[Your task]
Find the string "name" in the listing and report every line that has it.

[Supplied records]

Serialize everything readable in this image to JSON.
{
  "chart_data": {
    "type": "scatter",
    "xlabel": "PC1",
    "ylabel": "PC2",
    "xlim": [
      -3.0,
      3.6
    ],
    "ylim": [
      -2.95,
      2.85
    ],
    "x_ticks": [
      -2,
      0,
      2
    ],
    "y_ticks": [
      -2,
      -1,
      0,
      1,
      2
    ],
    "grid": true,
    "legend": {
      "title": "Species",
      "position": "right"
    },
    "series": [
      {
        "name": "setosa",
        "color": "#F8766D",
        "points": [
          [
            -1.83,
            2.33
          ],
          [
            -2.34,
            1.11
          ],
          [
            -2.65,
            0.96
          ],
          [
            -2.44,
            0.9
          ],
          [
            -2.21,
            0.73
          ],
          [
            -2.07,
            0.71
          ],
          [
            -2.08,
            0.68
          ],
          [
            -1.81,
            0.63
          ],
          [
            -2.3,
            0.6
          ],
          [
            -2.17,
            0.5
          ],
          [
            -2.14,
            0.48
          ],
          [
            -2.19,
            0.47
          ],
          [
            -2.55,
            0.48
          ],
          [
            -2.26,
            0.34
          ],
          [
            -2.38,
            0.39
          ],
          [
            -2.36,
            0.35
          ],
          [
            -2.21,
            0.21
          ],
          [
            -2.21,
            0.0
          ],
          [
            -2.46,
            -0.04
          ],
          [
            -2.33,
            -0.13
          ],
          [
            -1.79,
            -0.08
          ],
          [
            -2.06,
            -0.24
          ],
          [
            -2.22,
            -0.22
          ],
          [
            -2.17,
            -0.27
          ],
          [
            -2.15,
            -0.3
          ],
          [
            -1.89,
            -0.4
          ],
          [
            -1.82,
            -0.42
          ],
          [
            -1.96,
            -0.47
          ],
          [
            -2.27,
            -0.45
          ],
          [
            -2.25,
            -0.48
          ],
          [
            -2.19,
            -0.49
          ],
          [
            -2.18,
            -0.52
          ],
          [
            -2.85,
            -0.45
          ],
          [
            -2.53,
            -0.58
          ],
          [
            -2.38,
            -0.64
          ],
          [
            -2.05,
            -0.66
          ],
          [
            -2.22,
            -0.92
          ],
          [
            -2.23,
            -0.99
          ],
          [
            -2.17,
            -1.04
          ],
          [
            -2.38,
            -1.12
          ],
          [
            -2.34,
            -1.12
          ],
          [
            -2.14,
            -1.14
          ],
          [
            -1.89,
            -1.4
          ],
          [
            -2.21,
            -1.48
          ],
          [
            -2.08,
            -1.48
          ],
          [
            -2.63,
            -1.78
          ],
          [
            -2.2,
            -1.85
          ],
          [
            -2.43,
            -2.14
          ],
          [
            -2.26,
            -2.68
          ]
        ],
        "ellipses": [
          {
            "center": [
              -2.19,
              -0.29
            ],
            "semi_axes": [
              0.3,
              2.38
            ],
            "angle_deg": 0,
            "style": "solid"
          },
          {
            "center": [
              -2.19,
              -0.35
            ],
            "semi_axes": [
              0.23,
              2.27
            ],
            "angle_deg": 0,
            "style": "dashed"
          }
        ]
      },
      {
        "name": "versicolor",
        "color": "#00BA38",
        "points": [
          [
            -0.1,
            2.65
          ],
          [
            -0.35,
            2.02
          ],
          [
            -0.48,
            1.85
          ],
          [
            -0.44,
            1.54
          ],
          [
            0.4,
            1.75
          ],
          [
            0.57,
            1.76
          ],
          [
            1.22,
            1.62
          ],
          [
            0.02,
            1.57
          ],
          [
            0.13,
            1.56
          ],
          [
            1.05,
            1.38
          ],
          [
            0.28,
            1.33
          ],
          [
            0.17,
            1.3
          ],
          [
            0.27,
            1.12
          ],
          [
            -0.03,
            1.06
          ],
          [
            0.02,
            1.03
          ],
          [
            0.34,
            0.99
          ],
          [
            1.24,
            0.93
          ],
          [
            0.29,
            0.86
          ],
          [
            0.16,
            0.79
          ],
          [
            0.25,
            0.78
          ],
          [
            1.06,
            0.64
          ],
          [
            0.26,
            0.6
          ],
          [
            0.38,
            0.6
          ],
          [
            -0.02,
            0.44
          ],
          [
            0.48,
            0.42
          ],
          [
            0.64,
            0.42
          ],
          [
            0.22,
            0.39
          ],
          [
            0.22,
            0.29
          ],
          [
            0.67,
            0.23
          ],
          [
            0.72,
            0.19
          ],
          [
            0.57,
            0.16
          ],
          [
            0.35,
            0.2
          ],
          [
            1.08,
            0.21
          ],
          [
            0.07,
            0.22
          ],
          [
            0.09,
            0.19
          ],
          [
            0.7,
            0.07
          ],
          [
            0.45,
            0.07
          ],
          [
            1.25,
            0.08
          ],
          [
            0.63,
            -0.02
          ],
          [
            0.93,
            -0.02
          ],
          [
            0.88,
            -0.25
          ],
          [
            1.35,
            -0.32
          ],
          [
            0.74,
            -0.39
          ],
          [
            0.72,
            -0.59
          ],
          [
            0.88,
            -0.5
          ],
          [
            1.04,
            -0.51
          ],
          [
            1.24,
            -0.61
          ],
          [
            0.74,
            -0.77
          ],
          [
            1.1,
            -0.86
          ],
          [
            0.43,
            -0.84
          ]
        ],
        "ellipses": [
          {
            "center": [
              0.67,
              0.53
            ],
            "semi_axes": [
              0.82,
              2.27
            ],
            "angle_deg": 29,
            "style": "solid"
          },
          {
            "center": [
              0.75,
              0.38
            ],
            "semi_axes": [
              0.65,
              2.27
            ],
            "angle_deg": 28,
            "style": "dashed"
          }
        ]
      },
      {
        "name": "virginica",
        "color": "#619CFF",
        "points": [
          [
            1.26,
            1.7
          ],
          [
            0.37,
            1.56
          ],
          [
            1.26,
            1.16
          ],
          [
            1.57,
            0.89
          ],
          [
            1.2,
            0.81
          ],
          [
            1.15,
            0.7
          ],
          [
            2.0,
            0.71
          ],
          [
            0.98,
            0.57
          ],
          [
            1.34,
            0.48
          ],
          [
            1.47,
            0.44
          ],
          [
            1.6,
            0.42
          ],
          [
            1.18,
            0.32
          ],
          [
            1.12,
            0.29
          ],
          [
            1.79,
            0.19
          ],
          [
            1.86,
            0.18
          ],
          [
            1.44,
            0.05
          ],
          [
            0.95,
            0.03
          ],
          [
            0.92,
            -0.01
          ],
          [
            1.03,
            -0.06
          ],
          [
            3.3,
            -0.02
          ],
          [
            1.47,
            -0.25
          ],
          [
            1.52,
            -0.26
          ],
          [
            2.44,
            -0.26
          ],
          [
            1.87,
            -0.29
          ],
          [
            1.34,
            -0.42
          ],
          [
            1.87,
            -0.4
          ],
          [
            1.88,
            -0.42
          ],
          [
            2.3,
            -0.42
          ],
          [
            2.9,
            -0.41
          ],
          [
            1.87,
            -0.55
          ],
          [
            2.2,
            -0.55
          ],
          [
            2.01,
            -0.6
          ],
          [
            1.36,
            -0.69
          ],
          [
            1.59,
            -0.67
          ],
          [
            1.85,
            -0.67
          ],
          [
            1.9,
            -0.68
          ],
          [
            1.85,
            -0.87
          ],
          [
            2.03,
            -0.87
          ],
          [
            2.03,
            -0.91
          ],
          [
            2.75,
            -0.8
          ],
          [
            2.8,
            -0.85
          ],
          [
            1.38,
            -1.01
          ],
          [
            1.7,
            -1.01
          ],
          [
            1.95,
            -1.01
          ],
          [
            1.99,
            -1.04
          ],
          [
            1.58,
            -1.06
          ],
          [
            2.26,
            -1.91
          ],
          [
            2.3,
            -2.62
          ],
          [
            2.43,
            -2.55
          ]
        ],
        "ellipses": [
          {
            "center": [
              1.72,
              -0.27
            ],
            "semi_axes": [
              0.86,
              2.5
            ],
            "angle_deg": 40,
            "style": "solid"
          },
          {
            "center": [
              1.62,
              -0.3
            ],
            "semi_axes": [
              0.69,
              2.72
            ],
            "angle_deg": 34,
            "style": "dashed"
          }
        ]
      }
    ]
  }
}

[In response]
        "name": "setosa",
        "name": "versicolor",
        "name": "virginica",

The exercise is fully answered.